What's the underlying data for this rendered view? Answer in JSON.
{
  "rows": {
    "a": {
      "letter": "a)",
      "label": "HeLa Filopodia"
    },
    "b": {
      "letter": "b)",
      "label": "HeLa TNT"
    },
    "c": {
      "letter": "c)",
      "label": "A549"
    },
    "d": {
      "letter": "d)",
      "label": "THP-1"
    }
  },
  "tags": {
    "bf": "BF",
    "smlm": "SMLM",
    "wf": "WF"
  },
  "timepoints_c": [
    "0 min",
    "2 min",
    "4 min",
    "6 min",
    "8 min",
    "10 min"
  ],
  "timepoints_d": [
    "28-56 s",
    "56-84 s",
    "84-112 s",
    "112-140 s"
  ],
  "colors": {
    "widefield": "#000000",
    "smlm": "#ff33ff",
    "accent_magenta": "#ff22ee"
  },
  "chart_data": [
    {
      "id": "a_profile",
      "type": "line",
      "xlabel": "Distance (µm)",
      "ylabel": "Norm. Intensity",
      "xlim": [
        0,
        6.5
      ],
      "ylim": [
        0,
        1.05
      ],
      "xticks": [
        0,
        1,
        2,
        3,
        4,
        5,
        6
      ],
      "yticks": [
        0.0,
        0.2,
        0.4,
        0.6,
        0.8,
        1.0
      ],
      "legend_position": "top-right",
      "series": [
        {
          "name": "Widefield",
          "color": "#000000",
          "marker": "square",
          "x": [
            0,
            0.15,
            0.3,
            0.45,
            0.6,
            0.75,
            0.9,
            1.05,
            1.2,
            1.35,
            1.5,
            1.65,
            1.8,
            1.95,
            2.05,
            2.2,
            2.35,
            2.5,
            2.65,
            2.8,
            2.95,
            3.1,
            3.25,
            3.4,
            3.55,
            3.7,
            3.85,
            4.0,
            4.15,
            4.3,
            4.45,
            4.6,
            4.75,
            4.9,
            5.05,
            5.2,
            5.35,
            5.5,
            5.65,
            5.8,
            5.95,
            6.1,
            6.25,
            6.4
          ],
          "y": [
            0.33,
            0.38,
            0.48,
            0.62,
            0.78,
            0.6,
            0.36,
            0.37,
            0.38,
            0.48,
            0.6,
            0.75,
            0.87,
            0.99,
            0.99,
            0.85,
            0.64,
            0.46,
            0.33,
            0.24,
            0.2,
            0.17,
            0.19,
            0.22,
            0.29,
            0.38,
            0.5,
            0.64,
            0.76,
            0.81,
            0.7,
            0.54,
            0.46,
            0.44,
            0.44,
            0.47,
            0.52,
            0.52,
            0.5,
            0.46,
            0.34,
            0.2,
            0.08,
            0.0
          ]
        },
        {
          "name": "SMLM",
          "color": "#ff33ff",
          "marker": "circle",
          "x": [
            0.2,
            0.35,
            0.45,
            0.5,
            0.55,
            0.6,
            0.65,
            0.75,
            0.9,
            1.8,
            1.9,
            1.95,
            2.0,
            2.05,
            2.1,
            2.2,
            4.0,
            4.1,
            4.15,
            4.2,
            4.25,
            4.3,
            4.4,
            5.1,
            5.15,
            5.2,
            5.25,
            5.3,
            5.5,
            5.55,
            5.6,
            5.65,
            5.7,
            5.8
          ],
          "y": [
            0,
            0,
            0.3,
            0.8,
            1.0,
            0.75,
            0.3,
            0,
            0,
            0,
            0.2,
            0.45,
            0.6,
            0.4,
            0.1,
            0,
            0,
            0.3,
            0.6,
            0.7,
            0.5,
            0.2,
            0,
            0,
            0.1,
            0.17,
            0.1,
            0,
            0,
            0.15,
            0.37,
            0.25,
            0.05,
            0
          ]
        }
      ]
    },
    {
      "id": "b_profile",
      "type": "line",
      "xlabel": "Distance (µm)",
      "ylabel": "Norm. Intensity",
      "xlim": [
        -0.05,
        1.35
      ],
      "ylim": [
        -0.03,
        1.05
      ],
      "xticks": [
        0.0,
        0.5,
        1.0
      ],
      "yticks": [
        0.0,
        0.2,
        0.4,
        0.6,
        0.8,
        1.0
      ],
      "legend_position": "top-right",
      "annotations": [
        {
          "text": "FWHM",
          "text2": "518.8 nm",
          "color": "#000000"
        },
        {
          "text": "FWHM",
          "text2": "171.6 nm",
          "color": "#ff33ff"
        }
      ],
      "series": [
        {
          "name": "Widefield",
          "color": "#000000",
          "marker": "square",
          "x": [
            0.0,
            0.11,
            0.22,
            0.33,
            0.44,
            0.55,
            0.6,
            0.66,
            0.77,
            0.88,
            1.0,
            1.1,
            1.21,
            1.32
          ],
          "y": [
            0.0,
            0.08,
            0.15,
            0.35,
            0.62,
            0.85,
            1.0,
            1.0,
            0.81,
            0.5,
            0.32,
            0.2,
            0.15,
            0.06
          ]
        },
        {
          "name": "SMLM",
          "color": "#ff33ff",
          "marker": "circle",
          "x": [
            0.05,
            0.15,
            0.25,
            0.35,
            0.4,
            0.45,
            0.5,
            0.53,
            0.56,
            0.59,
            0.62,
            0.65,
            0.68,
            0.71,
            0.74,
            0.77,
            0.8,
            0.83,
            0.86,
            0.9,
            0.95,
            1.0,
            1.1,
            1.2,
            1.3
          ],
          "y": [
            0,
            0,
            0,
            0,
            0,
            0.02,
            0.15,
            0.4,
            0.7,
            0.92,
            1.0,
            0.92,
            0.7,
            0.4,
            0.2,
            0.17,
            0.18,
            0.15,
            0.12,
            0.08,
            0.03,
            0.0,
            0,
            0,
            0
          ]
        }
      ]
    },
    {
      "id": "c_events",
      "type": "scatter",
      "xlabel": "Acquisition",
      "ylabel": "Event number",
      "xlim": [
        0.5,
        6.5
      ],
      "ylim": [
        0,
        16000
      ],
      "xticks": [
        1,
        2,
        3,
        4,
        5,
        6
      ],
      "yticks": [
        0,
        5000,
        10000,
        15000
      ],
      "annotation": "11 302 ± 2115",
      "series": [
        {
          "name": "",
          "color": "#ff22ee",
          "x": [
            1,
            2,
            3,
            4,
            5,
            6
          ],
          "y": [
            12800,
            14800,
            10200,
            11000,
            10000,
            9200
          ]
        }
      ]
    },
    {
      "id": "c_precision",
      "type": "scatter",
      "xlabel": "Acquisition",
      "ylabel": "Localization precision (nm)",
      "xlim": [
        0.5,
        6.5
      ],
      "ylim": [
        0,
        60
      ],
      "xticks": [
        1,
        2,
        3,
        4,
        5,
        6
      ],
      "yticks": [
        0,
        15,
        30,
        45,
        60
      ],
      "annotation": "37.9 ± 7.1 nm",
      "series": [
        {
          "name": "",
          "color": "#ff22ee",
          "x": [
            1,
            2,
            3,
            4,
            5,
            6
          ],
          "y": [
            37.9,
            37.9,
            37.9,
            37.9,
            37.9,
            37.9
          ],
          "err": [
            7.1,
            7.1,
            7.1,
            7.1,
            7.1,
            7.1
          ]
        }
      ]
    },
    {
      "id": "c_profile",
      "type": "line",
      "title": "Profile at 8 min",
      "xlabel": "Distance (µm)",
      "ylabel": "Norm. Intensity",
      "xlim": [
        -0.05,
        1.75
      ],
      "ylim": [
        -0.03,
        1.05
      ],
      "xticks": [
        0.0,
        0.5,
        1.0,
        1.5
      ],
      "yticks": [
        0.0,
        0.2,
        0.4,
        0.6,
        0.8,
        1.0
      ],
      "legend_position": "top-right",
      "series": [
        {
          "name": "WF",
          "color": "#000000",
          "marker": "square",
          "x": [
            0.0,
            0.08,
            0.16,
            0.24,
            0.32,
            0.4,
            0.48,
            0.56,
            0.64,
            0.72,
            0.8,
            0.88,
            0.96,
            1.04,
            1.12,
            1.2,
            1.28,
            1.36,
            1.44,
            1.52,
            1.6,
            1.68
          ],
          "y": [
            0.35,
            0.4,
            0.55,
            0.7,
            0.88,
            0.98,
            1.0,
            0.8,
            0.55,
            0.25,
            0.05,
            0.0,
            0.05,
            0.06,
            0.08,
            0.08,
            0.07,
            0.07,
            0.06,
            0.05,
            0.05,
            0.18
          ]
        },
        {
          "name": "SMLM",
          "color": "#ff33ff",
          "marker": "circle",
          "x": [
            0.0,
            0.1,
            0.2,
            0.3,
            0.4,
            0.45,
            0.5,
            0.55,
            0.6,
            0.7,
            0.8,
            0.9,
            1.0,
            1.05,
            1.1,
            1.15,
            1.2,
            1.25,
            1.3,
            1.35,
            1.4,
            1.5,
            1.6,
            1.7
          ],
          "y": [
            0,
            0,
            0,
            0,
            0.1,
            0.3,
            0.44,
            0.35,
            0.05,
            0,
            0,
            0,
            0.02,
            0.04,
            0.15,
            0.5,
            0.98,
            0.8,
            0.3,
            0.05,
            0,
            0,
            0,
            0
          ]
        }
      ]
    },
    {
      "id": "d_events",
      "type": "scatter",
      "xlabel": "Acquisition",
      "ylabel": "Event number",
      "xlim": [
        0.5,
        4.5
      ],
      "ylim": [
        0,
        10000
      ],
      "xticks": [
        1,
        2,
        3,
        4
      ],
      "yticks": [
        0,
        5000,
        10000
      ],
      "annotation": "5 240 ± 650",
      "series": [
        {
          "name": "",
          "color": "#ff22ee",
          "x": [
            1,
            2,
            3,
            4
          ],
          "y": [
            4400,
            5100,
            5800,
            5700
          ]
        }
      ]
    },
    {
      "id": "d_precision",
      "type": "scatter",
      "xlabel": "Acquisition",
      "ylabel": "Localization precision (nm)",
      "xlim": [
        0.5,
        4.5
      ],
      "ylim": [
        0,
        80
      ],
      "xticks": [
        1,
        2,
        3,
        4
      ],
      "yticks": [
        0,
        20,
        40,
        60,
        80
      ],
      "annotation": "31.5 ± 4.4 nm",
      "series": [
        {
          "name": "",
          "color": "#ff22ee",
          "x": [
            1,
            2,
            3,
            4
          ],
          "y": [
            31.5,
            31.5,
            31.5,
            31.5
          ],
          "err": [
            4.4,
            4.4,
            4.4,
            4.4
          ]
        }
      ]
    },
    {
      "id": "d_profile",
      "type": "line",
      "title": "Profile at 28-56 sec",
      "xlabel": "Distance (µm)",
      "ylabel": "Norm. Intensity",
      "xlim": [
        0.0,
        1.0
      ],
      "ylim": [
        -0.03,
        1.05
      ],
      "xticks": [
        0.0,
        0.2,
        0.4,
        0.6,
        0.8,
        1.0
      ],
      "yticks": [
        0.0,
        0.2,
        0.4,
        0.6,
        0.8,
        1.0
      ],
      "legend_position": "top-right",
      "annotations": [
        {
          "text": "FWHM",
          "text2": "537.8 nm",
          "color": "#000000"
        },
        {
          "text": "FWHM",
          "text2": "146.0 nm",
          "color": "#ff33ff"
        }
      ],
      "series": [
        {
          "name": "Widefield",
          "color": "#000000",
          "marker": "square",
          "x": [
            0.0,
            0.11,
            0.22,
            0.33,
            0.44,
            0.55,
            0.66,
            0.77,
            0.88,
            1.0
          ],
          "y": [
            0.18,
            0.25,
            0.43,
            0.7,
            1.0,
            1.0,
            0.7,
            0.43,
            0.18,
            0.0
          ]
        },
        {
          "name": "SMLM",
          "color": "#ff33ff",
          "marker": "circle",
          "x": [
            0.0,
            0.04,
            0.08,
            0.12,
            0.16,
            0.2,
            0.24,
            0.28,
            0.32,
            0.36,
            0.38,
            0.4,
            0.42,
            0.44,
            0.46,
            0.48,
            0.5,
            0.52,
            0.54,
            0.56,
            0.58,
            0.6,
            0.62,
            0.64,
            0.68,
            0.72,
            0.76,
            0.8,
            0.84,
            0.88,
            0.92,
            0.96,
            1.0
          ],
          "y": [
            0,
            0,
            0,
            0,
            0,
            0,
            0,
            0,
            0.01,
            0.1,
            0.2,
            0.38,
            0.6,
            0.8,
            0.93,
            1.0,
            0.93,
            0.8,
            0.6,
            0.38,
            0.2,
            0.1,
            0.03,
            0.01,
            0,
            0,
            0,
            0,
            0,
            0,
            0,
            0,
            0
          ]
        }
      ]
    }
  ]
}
- - -
* What is asked
Look for the word "HeLa" in every line of the listing and copy the lines that have it.

* Solved problem
      "label": "HeLa Filopodia"
      "label": "HeLa TNT"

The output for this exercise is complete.